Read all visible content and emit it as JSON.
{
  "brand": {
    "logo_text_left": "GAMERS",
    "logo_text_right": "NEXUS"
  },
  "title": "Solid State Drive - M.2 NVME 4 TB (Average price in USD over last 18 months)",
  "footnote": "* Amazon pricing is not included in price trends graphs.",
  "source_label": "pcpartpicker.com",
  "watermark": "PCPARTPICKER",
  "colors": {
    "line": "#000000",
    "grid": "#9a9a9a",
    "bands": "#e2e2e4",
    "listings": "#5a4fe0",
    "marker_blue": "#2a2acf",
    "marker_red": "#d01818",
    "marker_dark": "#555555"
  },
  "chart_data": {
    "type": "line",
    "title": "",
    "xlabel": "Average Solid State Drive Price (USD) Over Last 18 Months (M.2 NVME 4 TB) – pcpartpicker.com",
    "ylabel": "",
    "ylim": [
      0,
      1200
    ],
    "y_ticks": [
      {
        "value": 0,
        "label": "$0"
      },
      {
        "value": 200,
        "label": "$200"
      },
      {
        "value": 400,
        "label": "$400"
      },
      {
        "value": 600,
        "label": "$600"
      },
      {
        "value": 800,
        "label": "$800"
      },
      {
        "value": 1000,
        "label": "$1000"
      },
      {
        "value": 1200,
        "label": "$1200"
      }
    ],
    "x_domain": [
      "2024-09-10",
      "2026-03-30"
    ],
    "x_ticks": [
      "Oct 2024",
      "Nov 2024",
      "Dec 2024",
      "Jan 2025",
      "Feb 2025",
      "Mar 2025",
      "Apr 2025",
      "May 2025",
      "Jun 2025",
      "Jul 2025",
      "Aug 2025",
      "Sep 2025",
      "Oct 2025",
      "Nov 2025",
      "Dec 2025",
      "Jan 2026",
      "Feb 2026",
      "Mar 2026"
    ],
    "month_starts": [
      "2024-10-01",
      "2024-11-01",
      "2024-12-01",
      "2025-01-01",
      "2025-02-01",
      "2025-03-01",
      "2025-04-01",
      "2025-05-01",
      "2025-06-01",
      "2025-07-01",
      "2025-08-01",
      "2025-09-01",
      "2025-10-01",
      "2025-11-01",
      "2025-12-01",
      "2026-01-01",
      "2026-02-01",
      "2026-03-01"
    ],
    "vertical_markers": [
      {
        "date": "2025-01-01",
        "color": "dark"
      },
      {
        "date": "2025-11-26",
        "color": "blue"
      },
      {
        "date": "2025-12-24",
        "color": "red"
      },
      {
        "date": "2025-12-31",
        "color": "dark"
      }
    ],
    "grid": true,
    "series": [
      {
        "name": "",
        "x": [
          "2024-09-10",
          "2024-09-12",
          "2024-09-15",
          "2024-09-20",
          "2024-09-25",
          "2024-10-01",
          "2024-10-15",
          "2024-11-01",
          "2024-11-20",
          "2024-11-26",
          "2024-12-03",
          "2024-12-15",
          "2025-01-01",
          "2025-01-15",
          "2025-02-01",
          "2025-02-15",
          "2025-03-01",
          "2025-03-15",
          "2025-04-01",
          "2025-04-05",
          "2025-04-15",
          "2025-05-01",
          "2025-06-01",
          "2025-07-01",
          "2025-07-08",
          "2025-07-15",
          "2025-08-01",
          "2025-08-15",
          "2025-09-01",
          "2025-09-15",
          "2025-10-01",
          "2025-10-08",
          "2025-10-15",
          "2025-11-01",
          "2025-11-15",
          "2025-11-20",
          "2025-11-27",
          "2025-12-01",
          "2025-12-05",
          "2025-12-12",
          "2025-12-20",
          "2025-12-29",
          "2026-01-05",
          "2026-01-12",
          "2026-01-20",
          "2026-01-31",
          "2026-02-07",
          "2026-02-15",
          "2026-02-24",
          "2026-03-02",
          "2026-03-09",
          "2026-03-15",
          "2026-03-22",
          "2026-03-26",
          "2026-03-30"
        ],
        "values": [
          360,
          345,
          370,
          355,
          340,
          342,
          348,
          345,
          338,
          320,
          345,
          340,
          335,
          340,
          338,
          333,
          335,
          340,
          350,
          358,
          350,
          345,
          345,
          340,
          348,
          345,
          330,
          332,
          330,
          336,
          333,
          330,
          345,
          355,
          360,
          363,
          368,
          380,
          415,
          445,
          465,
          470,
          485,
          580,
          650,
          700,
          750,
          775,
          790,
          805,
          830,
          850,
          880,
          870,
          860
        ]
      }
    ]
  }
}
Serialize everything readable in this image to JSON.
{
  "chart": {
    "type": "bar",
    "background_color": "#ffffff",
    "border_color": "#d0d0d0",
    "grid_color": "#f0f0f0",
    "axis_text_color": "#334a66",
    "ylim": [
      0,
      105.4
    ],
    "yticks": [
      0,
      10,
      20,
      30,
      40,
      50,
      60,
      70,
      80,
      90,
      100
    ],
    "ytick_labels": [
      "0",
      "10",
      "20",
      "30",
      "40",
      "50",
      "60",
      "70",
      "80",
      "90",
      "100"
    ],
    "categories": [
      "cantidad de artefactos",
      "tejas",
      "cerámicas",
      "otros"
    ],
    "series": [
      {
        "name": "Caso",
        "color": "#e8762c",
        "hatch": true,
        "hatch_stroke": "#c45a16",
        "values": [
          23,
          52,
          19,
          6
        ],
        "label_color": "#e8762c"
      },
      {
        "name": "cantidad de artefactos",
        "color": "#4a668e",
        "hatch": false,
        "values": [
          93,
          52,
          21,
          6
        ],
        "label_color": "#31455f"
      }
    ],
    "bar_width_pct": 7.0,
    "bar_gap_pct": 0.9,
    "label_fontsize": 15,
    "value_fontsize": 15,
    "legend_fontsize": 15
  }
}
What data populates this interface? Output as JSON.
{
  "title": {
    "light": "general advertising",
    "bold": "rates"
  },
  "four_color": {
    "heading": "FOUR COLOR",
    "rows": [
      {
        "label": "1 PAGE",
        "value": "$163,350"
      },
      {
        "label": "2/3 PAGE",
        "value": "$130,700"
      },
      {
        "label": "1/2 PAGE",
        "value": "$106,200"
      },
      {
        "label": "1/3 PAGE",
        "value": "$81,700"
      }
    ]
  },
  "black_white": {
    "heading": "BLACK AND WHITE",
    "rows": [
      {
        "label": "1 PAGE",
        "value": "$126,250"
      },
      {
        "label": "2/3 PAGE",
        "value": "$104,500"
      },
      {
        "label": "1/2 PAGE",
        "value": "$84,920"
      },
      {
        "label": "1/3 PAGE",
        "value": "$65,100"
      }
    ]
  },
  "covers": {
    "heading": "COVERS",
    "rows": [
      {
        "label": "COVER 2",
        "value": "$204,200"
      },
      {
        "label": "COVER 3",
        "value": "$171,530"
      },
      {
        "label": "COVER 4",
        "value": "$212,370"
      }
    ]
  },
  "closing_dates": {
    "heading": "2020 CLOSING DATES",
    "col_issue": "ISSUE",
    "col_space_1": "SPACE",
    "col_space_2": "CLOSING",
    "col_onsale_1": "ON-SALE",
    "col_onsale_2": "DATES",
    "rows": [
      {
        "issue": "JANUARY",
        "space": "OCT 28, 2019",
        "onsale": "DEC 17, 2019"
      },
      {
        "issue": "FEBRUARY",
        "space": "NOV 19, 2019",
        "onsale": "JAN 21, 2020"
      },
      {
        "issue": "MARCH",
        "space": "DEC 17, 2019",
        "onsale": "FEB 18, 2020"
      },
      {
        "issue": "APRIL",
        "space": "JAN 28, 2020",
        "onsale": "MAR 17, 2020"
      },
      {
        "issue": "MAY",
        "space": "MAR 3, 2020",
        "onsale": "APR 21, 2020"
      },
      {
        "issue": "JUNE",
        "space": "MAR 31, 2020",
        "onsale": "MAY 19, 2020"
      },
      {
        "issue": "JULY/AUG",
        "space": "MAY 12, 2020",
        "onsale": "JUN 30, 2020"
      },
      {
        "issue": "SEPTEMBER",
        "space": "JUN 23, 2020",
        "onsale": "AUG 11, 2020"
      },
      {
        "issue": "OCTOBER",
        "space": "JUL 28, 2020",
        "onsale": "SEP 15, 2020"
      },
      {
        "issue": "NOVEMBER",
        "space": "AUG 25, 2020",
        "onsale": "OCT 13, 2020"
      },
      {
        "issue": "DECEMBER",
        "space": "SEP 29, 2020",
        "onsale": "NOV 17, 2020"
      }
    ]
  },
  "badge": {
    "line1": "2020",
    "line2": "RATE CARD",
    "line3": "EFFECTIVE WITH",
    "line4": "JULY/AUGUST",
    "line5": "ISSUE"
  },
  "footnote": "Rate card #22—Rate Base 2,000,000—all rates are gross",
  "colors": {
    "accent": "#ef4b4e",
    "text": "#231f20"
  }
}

STATED GOAL
Pull out each line of the listing that holds the string "artefactos".

RESPONSE
      "cantidad de artefactos",
        "name": "cantidad de artefactos",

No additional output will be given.